### SET PROBLEM
From the entries below, copy out every line with "value" in it.

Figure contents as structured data
********************

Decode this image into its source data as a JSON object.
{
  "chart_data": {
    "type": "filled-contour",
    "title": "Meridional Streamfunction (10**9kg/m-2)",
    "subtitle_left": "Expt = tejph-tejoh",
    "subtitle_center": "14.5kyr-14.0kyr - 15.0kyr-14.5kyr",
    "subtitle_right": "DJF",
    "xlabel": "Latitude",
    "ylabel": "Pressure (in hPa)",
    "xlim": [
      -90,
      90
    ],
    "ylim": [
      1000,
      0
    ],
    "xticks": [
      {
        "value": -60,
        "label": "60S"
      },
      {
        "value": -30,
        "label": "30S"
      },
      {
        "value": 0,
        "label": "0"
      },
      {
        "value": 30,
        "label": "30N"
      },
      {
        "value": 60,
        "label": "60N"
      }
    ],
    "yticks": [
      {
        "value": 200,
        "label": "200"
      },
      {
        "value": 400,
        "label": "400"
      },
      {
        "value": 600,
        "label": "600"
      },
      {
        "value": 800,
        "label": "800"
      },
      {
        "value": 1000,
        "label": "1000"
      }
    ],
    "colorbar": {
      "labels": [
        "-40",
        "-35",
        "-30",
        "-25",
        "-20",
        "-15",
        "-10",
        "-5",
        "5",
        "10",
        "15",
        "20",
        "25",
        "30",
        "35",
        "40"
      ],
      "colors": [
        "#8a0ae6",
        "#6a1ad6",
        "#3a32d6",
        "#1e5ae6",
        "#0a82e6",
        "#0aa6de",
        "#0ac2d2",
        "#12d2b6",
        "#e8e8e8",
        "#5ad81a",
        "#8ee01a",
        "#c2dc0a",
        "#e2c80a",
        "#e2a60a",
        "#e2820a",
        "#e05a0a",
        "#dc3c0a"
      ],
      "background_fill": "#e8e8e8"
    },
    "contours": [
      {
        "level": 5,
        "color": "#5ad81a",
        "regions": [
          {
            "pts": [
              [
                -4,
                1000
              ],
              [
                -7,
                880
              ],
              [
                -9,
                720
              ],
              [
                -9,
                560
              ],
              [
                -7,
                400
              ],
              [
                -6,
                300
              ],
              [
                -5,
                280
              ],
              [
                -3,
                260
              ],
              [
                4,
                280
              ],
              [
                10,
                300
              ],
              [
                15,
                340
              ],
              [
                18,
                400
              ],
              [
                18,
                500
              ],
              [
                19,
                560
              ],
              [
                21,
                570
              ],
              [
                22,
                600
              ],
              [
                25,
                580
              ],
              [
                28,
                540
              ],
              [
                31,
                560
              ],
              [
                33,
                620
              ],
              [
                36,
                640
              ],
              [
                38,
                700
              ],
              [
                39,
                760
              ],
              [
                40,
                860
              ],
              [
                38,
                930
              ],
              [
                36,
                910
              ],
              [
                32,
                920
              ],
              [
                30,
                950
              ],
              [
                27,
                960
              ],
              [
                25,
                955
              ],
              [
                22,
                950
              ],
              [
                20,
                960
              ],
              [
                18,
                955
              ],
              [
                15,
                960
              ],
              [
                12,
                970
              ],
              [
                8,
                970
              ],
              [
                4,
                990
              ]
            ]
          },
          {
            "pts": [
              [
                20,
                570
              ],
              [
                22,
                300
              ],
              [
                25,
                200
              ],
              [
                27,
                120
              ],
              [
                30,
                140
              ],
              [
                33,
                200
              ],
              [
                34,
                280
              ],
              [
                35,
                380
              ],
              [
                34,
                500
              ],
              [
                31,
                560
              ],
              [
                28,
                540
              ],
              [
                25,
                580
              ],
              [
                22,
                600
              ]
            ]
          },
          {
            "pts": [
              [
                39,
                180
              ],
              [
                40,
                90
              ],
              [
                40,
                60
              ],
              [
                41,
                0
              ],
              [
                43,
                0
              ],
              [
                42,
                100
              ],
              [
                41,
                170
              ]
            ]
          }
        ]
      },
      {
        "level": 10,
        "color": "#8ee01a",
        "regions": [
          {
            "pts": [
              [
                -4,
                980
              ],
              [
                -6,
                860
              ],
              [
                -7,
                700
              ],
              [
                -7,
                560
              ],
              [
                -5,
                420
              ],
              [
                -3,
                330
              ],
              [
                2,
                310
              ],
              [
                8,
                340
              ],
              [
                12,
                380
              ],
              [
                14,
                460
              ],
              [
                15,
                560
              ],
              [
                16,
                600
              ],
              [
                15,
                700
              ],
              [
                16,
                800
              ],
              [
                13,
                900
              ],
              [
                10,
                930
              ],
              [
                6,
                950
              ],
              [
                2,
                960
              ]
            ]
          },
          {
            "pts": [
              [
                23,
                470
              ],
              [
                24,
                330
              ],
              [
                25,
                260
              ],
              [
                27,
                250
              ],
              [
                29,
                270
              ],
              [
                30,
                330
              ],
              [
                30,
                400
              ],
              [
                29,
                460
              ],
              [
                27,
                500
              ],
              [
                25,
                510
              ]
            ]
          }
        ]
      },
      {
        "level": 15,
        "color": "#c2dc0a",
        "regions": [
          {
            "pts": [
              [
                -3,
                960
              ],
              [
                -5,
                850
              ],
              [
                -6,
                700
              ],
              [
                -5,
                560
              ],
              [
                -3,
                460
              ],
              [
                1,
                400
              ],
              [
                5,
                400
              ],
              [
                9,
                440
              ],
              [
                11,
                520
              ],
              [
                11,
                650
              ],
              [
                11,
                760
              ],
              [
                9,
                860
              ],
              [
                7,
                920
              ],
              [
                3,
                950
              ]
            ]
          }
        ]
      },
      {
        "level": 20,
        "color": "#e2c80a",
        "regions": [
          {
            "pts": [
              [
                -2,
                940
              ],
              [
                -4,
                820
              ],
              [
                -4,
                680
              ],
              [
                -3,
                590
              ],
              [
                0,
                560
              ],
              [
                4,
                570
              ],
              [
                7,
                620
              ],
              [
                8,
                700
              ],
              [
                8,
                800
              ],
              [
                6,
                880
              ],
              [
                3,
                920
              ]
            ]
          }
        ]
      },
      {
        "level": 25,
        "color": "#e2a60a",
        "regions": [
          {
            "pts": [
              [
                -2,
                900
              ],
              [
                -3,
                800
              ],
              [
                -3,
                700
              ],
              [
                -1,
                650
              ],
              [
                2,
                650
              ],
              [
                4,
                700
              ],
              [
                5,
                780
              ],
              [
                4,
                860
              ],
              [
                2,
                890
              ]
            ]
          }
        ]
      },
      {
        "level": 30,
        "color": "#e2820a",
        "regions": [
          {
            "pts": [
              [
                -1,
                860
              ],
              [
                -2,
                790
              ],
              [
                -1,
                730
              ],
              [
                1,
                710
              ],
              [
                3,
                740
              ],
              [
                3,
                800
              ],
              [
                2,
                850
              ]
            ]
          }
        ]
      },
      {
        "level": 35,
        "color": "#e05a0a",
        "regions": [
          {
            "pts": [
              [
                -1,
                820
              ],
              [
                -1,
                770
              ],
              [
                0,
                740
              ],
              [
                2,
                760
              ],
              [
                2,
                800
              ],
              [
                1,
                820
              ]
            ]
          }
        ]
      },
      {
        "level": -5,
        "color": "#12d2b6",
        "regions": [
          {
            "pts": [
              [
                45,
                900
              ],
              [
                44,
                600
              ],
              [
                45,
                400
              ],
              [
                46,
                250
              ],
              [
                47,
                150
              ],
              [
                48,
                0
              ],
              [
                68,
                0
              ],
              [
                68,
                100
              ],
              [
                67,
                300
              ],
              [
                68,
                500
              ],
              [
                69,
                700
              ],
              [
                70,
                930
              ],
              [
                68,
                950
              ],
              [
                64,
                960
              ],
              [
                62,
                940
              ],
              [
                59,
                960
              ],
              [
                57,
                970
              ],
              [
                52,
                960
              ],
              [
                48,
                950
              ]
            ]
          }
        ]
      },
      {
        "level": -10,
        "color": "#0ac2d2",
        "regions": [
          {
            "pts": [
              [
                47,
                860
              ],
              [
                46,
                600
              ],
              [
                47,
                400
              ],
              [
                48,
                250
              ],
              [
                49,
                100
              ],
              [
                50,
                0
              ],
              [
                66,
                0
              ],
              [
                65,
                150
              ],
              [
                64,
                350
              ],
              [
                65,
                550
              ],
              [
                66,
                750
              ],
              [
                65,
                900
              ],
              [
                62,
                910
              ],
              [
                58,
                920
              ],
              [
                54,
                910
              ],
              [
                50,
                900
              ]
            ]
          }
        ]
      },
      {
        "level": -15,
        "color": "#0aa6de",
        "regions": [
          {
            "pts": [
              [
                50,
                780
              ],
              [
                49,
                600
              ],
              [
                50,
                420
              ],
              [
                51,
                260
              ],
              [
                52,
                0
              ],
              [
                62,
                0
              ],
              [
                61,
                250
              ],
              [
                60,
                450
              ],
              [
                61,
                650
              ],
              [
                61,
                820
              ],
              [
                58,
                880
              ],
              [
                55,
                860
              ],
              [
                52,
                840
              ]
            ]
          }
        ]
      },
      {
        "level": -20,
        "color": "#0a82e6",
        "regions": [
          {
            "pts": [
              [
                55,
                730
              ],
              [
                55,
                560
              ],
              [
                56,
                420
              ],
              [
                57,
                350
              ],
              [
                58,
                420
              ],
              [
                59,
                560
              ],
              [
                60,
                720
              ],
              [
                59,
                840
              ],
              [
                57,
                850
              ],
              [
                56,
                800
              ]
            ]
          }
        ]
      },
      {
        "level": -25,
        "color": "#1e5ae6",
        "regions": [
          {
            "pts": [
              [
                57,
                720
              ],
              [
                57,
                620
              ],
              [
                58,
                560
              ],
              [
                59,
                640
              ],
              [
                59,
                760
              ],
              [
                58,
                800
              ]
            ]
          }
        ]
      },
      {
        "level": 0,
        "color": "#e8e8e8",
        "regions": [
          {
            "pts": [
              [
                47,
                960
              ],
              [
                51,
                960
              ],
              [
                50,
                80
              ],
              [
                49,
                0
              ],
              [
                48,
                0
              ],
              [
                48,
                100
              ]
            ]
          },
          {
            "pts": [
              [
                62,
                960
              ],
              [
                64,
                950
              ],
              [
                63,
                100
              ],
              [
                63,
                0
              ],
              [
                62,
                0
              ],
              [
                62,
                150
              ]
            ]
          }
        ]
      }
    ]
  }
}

********************

### RESPONSE TO THE TASK
        "value": -60,
        "value": -30,
        "value": 0,
        "value": 30,
        "value": 60,
        "value": 200,
        "value": 400,
        "value": 600,
        "value": 800,
        "value": 1000,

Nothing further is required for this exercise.